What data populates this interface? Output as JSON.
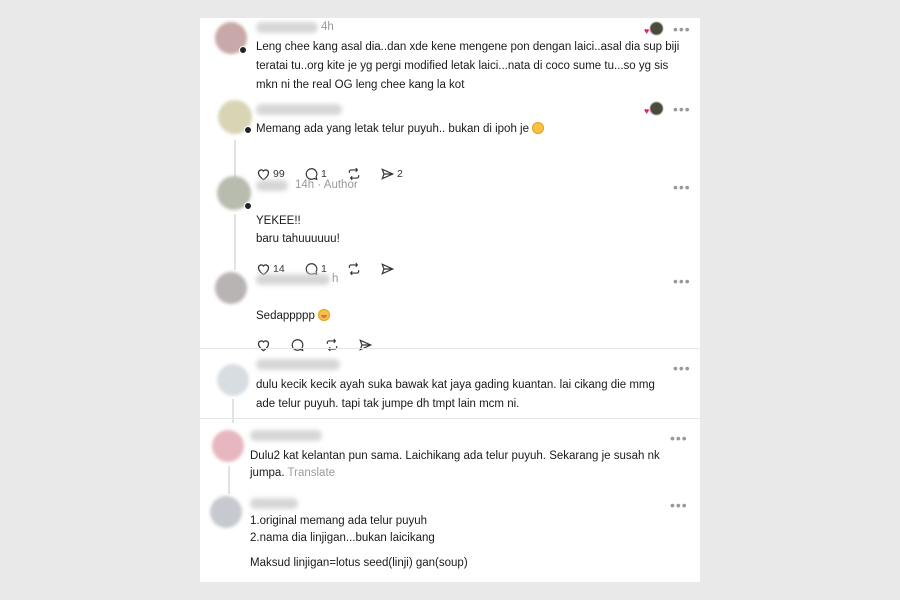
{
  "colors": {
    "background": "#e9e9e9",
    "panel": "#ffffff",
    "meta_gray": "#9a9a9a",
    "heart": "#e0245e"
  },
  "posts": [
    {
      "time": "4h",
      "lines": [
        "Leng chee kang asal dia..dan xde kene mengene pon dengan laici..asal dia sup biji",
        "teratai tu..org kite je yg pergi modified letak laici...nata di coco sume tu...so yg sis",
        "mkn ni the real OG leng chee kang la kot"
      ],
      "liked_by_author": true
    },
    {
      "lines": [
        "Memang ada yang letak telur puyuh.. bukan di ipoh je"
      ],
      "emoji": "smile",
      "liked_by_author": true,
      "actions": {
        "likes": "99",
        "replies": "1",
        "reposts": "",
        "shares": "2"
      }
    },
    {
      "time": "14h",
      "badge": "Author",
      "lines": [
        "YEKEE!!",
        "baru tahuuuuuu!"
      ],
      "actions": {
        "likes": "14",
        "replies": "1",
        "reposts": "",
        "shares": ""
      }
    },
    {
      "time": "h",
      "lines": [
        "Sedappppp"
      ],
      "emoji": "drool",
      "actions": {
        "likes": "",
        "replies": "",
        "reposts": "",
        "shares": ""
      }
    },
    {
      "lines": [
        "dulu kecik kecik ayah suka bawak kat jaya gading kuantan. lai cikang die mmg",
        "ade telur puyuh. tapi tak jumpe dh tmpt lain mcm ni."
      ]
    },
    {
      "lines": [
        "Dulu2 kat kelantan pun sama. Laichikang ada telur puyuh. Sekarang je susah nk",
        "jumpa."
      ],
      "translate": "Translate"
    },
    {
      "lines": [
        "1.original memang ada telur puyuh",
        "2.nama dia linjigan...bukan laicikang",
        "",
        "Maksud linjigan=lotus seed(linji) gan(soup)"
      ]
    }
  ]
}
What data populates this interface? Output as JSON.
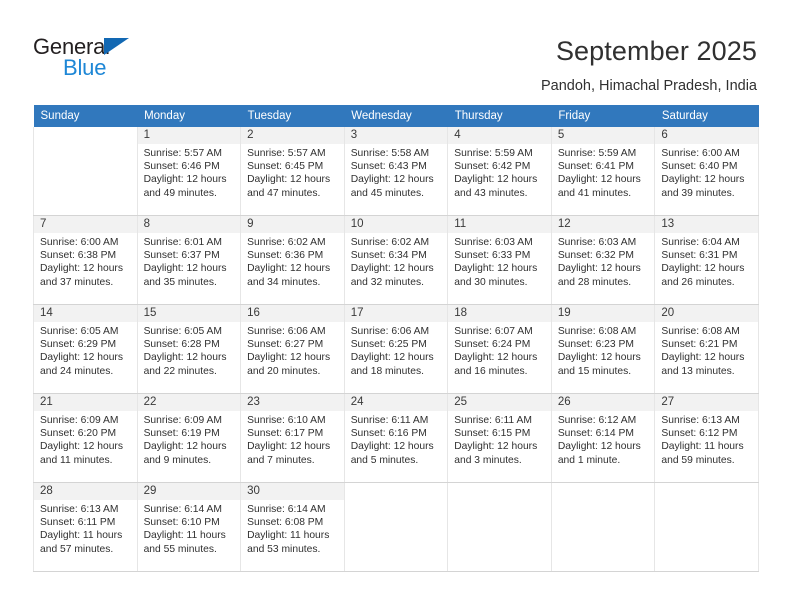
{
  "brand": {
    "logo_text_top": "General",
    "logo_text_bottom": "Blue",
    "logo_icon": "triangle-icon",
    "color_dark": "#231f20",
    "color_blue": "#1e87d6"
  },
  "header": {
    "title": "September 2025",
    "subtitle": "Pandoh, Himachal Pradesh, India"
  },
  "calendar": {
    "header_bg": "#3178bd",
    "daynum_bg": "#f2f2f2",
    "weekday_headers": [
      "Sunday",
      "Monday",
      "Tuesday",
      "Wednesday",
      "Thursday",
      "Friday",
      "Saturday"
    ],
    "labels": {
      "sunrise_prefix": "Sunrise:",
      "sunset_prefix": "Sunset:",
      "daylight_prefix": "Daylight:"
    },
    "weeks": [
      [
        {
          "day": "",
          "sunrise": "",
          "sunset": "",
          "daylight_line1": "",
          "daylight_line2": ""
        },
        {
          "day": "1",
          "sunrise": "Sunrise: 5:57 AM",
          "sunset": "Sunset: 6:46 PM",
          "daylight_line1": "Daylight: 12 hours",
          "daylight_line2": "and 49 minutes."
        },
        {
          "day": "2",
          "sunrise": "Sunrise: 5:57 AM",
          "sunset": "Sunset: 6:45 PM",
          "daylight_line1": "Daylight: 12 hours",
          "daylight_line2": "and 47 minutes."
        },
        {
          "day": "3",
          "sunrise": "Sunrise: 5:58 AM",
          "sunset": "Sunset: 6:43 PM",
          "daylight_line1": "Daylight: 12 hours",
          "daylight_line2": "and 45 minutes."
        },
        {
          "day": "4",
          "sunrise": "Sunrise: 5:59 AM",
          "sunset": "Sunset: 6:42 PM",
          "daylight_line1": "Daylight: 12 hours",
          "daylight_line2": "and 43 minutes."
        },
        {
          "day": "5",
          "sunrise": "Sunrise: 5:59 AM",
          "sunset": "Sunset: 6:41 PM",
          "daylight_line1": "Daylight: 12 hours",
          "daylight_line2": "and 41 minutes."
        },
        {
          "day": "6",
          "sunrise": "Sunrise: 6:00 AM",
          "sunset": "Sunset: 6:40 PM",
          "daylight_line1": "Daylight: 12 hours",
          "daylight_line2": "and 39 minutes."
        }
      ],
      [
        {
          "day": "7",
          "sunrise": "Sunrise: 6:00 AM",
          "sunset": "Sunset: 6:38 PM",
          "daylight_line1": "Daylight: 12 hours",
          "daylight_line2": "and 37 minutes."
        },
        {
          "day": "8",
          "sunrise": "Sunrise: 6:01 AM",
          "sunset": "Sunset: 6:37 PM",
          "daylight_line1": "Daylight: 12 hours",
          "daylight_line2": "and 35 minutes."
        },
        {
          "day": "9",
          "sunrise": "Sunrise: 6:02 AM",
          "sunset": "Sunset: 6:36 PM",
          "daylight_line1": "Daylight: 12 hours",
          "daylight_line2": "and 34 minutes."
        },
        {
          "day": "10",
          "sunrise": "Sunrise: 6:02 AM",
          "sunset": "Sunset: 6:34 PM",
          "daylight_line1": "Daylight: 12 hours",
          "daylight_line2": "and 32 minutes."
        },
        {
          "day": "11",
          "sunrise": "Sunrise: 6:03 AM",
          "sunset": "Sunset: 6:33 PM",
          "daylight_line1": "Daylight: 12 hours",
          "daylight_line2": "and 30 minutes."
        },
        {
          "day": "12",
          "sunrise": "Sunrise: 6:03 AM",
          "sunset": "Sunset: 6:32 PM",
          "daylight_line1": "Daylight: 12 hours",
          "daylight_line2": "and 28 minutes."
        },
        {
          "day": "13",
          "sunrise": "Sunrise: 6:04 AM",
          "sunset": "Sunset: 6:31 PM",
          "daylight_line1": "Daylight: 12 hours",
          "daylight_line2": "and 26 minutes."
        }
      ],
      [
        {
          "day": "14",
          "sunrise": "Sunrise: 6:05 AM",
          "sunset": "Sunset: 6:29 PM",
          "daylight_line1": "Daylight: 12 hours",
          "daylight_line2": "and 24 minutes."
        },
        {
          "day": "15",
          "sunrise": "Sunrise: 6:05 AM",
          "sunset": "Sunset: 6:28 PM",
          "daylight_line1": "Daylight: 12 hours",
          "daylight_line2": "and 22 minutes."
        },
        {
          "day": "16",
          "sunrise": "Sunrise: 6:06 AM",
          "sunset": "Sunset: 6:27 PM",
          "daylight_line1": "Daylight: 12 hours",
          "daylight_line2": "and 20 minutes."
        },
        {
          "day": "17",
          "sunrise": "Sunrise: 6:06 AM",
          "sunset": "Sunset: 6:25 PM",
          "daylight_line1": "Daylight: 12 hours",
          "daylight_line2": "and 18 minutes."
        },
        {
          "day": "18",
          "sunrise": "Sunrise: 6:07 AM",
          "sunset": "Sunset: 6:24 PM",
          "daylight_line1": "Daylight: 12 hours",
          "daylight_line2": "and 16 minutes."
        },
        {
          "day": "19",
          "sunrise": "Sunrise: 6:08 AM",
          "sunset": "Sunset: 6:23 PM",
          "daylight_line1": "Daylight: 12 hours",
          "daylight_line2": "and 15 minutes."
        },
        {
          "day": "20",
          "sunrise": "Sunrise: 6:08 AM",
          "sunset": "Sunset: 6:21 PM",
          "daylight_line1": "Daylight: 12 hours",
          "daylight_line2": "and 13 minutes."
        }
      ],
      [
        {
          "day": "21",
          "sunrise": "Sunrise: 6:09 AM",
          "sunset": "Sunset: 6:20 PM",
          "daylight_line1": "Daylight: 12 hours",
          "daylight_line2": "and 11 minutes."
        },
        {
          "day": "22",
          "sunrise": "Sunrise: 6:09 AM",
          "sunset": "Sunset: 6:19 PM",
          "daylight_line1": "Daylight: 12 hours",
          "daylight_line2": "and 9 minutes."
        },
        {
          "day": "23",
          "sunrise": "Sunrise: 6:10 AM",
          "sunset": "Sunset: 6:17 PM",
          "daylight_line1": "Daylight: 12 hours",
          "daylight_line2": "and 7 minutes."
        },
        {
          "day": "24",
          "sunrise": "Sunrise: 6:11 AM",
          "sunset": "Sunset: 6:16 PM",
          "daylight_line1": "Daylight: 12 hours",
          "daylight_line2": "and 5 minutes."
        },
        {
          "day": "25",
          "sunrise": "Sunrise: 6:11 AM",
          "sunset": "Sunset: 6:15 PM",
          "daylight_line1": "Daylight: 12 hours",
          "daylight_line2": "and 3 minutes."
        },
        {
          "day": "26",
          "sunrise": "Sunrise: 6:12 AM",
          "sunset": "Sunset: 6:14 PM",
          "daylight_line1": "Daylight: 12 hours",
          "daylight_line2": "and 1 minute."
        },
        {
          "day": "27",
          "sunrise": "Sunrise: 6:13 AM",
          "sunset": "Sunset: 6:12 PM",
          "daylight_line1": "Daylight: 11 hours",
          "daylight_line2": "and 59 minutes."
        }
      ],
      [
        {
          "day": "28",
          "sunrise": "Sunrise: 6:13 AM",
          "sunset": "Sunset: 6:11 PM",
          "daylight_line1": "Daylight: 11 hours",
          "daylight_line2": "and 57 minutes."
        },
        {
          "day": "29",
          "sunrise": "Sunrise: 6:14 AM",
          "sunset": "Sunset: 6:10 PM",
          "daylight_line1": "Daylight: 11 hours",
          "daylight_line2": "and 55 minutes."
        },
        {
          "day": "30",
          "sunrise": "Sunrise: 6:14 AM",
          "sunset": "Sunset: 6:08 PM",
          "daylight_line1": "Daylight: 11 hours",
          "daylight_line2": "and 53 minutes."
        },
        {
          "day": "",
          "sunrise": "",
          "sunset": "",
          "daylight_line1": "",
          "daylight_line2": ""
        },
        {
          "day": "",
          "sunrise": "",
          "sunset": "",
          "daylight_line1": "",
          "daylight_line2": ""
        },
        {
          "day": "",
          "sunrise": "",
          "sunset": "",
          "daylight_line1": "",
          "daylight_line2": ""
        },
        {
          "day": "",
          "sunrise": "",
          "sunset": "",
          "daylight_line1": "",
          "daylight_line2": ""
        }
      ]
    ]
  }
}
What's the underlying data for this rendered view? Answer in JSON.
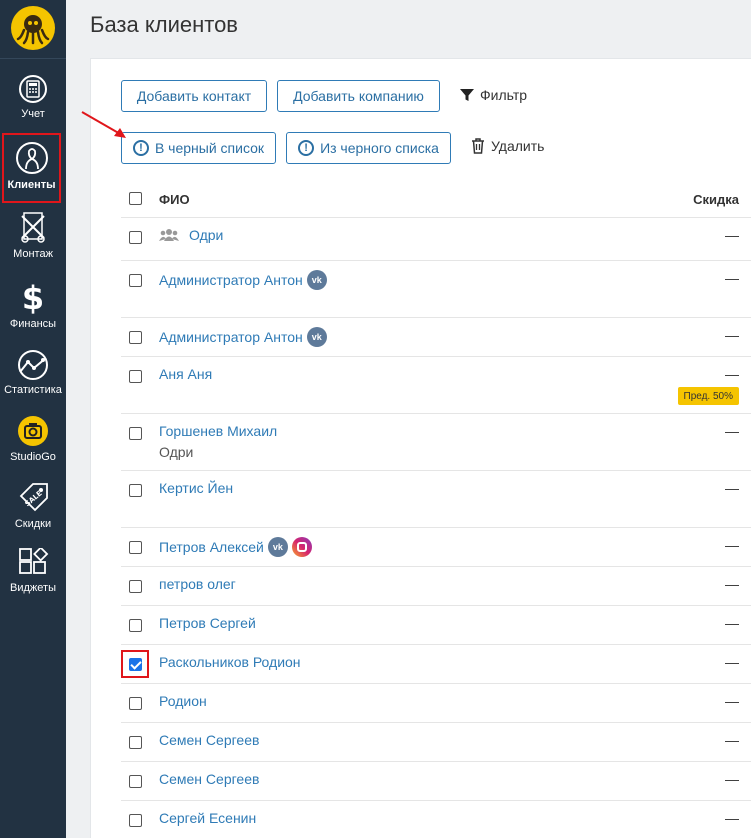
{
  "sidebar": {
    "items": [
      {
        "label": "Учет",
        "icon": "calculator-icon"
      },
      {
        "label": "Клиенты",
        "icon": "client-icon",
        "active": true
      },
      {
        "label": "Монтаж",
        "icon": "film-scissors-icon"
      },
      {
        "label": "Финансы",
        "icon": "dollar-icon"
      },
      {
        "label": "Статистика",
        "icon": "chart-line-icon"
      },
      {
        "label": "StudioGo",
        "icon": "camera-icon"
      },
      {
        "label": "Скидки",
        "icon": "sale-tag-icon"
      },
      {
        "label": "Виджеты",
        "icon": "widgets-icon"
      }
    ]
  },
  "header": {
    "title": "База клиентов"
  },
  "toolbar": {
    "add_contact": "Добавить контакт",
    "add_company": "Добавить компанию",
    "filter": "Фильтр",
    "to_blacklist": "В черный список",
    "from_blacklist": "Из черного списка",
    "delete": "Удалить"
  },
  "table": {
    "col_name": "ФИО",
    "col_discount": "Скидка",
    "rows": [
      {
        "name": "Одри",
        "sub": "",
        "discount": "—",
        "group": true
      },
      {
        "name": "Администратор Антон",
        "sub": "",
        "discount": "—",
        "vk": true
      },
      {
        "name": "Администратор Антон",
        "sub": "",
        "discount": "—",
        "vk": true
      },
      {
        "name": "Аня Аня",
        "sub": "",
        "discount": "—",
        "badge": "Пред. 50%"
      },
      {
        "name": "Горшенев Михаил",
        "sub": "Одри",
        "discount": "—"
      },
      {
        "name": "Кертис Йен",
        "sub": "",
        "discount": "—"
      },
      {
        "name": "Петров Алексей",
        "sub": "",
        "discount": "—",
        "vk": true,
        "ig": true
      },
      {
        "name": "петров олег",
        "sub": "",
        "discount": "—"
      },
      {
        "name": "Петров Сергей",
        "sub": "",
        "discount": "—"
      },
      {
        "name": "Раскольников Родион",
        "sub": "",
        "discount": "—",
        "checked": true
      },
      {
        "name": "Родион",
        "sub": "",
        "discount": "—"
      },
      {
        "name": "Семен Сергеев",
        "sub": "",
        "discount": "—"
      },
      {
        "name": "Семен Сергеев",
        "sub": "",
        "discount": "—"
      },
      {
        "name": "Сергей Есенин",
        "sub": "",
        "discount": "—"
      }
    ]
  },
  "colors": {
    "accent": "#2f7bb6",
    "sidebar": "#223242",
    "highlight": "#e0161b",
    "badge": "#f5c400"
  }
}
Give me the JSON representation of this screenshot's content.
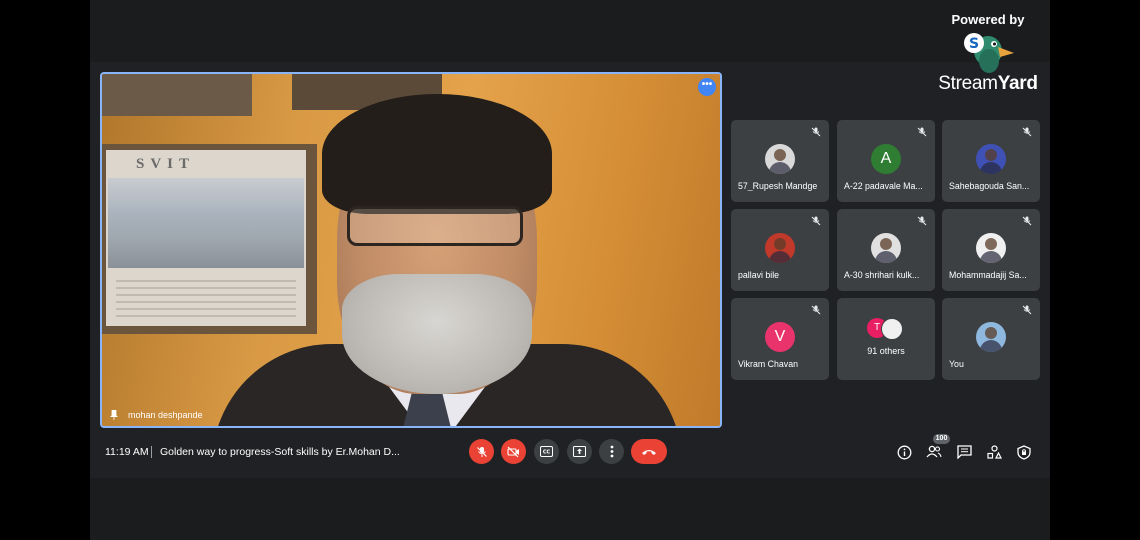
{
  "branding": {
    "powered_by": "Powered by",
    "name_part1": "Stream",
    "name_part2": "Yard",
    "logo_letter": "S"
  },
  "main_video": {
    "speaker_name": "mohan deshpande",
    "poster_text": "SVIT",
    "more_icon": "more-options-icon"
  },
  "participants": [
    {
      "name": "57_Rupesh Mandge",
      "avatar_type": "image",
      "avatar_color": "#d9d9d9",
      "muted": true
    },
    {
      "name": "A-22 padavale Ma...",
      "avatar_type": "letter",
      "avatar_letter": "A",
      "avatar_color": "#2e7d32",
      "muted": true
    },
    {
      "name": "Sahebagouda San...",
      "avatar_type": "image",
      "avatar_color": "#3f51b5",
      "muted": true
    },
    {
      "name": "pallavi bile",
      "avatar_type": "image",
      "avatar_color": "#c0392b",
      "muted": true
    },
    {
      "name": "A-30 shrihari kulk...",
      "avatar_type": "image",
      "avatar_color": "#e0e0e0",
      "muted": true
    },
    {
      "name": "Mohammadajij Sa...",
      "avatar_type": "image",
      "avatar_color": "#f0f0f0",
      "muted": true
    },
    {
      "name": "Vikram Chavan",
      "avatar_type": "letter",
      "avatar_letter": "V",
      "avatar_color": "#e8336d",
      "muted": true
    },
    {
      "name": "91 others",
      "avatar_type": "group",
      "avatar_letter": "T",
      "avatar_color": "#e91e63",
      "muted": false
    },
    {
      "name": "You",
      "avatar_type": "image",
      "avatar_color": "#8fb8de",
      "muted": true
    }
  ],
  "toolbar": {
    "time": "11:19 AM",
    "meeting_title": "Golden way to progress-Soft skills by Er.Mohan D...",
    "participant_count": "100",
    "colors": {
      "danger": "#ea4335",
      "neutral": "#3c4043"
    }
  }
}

────────────────

> OBJECTIVE:
Using the listing above, state the number of lines that hold "bukan", with no other text.

> THE SOLUTION:
2